**EXERCISE INSTRUCTIONS**
Every line that contains the word "data" should be copied.
## BEGIN
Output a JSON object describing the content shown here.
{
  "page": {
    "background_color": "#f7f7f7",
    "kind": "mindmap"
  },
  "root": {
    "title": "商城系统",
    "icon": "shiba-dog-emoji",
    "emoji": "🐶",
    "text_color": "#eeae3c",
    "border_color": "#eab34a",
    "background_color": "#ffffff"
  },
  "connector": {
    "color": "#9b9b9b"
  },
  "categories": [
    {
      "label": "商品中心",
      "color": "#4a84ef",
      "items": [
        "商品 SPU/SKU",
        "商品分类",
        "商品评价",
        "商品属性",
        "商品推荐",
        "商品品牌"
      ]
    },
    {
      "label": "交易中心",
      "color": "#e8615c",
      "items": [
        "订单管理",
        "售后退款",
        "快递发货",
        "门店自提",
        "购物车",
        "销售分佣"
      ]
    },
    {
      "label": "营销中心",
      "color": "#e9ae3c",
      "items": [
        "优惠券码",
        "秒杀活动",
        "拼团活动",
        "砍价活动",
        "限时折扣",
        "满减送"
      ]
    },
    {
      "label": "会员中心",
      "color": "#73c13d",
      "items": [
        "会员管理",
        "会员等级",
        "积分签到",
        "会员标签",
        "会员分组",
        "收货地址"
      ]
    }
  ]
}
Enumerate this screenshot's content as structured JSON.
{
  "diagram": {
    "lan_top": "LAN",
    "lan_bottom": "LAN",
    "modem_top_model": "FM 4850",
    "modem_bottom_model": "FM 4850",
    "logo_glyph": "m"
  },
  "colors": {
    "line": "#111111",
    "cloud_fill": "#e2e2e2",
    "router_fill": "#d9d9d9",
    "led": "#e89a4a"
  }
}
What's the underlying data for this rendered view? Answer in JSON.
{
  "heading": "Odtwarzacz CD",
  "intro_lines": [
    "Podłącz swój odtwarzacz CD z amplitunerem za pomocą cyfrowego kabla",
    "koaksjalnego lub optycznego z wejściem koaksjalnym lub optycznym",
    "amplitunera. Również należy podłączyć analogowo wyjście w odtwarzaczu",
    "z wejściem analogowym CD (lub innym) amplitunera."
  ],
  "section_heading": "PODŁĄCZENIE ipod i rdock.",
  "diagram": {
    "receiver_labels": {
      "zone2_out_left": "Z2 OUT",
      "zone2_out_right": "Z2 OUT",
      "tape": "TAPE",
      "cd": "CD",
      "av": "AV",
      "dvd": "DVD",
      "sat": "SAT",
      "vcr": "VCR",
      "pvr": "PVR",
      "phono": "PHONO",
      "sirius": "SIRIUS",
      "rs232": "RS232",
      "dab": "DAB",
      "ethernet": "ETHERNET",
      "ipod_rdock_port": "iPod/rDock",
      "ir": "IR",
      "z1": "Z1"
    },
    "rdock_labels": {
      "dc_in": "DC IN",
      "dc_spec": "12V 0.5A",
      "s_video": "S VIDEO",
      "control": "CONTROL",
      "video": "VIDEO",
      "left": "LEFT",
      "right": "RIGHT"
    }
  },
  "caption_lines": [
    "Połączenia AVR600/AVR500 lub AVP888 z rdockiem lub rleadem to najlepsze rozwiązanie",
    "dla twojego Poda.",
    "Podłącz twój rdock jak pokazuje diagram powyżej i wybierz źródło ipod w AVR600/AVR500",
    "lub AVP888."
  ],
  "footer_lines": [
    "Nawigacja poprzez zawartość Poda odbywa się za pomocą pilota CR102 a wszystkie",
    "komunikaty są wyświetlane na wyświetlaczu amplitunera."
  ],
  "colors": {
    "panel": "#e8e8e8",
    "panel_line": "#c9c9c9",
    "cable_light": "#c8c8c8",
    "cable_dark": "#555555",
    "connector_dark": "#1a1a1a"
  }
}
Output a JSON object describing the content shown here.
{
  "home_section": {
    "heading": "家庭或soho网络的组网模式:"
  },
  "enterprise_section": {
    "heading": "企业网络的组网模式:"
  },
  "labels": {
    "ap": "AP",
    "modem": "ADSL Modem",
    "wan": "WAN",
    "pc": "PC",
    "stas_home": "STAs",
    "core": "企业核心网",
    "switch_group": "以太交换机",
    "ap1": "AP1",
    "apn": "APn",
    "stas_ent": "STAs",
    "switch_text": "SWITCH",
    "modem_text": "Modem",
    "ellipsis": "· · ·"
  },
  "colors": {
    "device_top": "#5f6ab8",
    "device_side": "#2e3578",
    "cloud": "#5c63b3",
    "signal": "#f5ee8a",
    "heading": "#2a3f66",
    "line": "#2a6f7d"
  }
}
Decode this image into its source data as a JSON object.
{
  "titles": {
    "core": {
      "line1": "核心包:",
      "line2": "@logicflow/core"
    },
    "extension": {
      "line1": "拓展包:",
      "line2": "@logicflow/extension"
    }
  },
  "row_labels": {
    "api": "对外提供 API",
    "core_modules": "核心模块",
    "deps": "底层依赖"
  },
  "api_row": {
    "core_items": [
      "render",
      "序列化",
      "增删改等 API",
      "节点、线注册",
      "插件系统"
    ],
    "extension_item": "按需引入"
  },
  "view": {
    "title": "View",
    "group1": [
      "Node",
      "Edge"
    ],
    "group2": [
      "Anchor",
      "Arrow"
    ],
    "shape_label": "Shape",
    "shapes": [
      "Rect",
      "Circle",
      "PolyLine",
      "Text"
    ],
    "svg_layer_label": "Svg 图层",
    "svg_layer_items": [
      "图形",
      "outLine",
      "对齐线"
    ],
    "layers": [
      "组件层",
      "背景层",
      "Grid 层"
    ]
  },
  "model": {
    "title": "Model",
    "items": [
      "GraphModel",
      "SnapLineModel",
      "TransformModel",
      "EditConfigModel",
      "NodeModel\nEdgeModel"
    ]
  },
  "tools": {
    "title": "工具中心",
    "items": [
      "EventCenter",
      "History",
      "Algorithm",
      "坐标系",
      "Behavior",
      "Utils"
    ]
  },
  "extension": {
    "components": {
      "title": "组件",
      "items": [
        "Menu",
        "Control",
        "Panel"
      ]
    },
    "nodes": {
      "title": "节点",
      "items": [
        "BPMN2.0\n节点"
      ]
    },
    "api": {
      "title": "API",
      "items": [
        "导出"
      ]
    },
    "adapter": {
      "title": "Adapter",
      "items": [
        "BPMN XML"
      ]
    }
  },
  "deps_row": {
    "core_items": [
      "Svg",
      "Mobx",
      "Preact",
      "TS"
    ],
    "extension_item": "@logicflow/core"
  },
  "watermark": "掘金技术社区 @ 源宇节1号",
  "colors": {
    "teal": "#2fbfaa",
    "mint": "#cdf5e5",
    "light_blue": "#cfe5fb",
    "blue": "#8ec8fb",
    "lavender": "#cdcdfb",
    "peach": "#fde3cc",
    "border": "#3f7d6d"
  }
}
## END
**REPLY**
What's the underlying data for this rendered view? Answer in JSON.
Decode this image into its source data as a JSON object.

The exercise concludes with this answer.